Problem requirements:
Go through the data and copy every line exactly, but not the images.
**** Data records
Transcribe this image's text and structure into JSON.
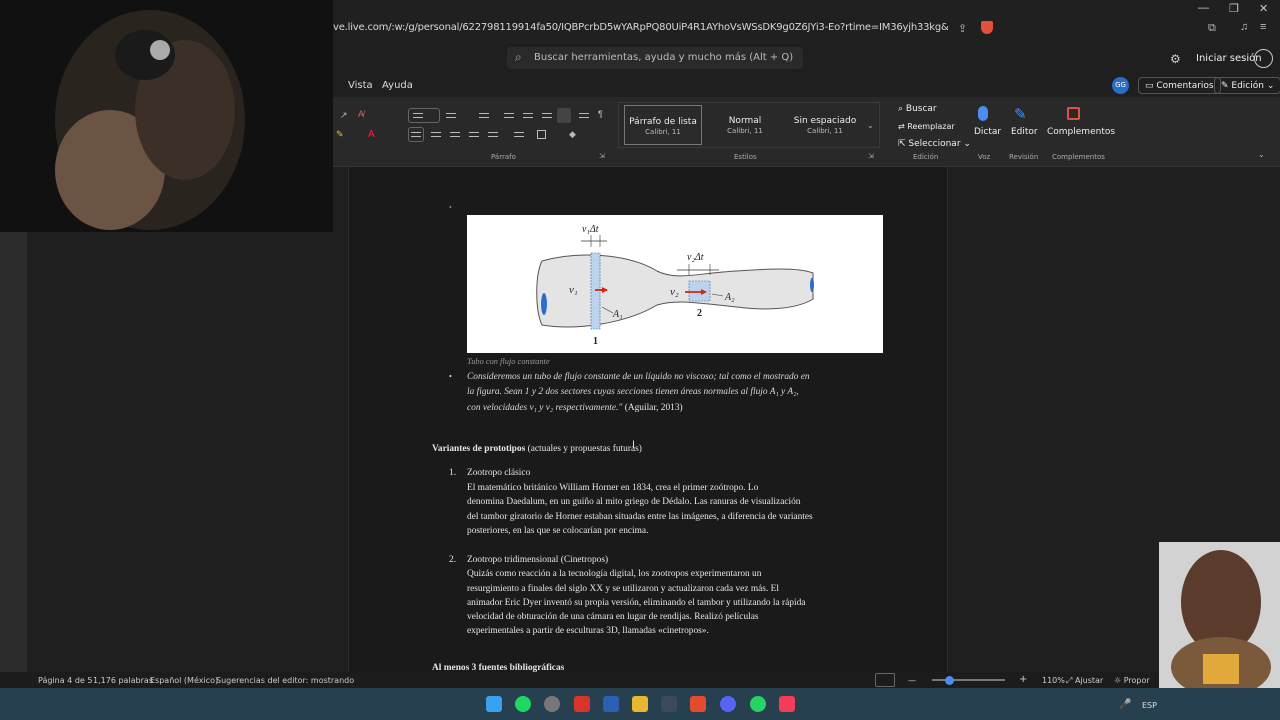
{
  "browser": {
    "url": "ve.live.com/:w:/g/personal/622798119914fa50/IQBPcrbD5wYARpPQ80UiP4R1AYhoVsWSsDK9g0Z6JYi3-Eo?rtime=IM36yjh33kg&redeem=aHR0cHM..."
  },
  "header": {
    "search_placeholder": "Buscar herramientas, ayuda y mucho más (Alt + Q)",
    "signin_label": "Iniciar sesión",
    "user_initials": "GG"
  },
  "menu": {
    "items": [
      "Vista",
      "Ayuda"
    ],
    "comments_label": "Comentarios",
    "edit_mode_label": "Edición"
  },
  "ribbon": {
    "paragraph_group": "Párrafo",
    "styles_group": "Estilos",
    "styles": [
      {
        "name": "Párrafo de lista",
        "font": "Calibri, 11"
      },
      {
        "name": "Normal",
        "font": "Calibri, 11"
      },
      {
        "name": "Sin espaciado",
        "font": "Calibri, 11"
      }
    ],
    "buscar": "Buscar",
    "reemplazar": "Reemplazar",
    "seleccionar": "Seleccionar",
    "edicion_group": "Edición",
    "dictar": "Dictar",
    "voz_group": "Voz",
    "editor": "Editor",
    "revision_group": "Revisión",
    "complementos": "Complementos",
    "complementos_group": "Complementos"
  },
  "figure": {
    "labels": {
      "v1dt": "v₁Δt",
      "v2dt": "v₂Δt",
      "v1": "v₁",
      "v2": "v₂",
      "a1": "A₁",
      "a2": "A₂",
      "sec1": "1",
      "sec2": "2"
    }
  },
  "document": {
    "caption": "Tubo con flujo constante",
    "bullet_lines": [
      "Consideremos un tubo de flujo constante de un líquido no viscoso; tal como el mostrado en",
      "la figura. Sean 1 y 2 dos sectores cuyas secciones tienen áreas normales al flujo A₁ y A₂,",
      "con velocidades v₁ y v₂ respectivamente.\""
    ],
    "citation": " (Aguilar, 2013)",
    "section_title_bold": "Variantes de prototipos",
    "section_title_rest": " (actuales y propuestas futuras)",
    "items": [
      {
        "number": "1.",
        "title": "Zootropo clásico",
        "lines": [
          "El matemático británico William Horner en 1834, crea el primer zoótropo. Lo",
          "denomina Daedalum, en un guiño al mito griego de Dédalo. Las ranuras de visualización",
          "del tambor giratorio de Horner estaban situadas entre las imágenes, a diferencia de variantes",
          "posteriores, en las que se colocarían por encima."
        ]
      },
      {
        "number": "2.",
        "title": "Zootropo tridimensional (Cinetropos)",
        "lines": [
          "Quizás como reacción a la tecnología digital, los zootropos experimentaron un",
          "resurgimiento a finales del siglo XX y se utilizaron y actualizaron cada vez más. El",
          "animador Eric Dyer inventó su propia versión, eliminando el tambor y utilizando la rápida",
          "velocidad de obturación de una cámara en lugar de rendijas. Realizó películas",
          "experimentales a partir de esculturas 3D, llamadas «cinetropos»."
        ]
      }
    ],
    "next_heading": "Al menos 3 fuentes bibliográficas"
  },
  "status": {
    "page": "Página 4 de 5",
    "words": "1,176 palabras",
    "language": "Español (México)",
    "editor_suggestions": "Sugerencias del editor: mostrando",
    "zoom": "110%",
    "fit": "Ajustar",
    "feedback": "Propor"
  },
  "taskbar": {
    "lang": "ESP"
  }
}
********
Reply to the exercise:
Transcribe this image's text and structure into JSON.
{
  "browser": {
    "url": "ve.live.com/:w:/g/personal/622798119914fa50/IQBPcrbD5wYARpPQ80UiP4R1AYhoVsWSsDK9g0Z6JYi3-Eo?rtime=IM36yjh33kg&redeem=aHR0cHM..."
  },
  "header": {
    "search_placeholder": "Buscar herramientas, ayuda y mucho más (Alt + Q)",
    "signin_label": "Iniciar sesión",
    "user_initials": "GG"
  },
  "menu": {
    "items": [
      "Vista",
      "Ayuda"
    ],
    "comments_label": "Comentarios",
    "edit_mode_label": "Edición"
  },
  "ribbon": {
    "paragraph_group": "Párrafo",
    "styles_group": "Estilos",
    "styles": [
      {
        "name": "Párrafo de lista",
        "font": "Calibri, 11"
      },
      {
        "name": "Normal",
        "font": "Calibri, 11"
      },
      {
        "name": "Sin espaciado",
        "font": "Calibri, 11"
      }
    ],
    "buscar": "Buscar",
    "reemplazar": "Reemplazar",
    "seleccionar": "Seleccionar",
    "edicion_group": "Edición",
    "dictar": "Dictar",
    "voz_group": "Voz",
    "editor": "Editor",
    "revision_group": "Revisión",
    "complementos": "Complementos",
    "complementos_group": "Complementos"
  },
  "figure": {
    "labels": {
      "v1dt": "v₁Δt",
      "v2dt": "v₂Δt",
      "v1": "v₁",
      "v2": "v₂",
      "a1": "A₁",
      "a2": "A₂",
      "sec1": "1",
      "sec2": "2"
    }
  },
  "document": {
    "caption": "Tubo con flujo constante",
    "bullet_lines": [
      "Consideremos un tubo de flujo constante de un líquido no viscoso; tal como el mostrado en",
      "la figura. Sean 1 y 2 dos sectores cuyas secciones tienen áreas normales al flujo A₁ y A₂,",
      "con velocidades v₁ y v₂ respectivamente.\""
    ],
    "citation": " (Aguilar, 2013)",
    "section_title_bold": "Variantes de prototipos",
    "section_title_rest": " (actuales y propuestas futuras)",
    "items": [
      {
        "number": "1.",
        "title": "Zootropo clásico",
        "lines": [
          "El matemático británico William Horner en 1834, crea el primer zoótropo. Lo",
          "denomina Daedalum, en un guiño al mito griego de Dédalo. Las ranuras de visualización",
          "del tambor giratorio de Horner estaban situadas entre las imágenes, a diferencia de variantes",
          "posteriores, en las que se colocarían por encima."
        ]
      },
      {
        "number": "2.",
        "title": "Zootropo tridimensional (Cinetropos)",
        "lines": [
          "Quizás como reacción a la tecnología digital, los zootropos experimentaron un",
          "resurgimiento a finales del siglo XX y se utilizaron y actualizaron cada vez más. El",
          "animador Eric Dyer inventó su propia versión, eliminando el tambor y utilizando la rápida",
          "velocidad de obturación de una cámara en lugar de rendijas. Realizó películas",
          "experimentales a partir de esculturas 3D, llamadas «cinetropos»."
        ]
      }
    ],
    "next_heading": "Al menos 3 fuentes bibliográficas"
  },
  "status": {
    "page": "Página 4 de 5",
    "words": "1,176 palabras",
    "language": "Español (México)",
    "editor_suggestions": "Sugerencias del editor: mostrando",
    "zoom": "110%",
    "fit": "Ajustar",
    "feedback": "Propor"
  },
  "taskbar": {
    "lang": "ESP"
  }
}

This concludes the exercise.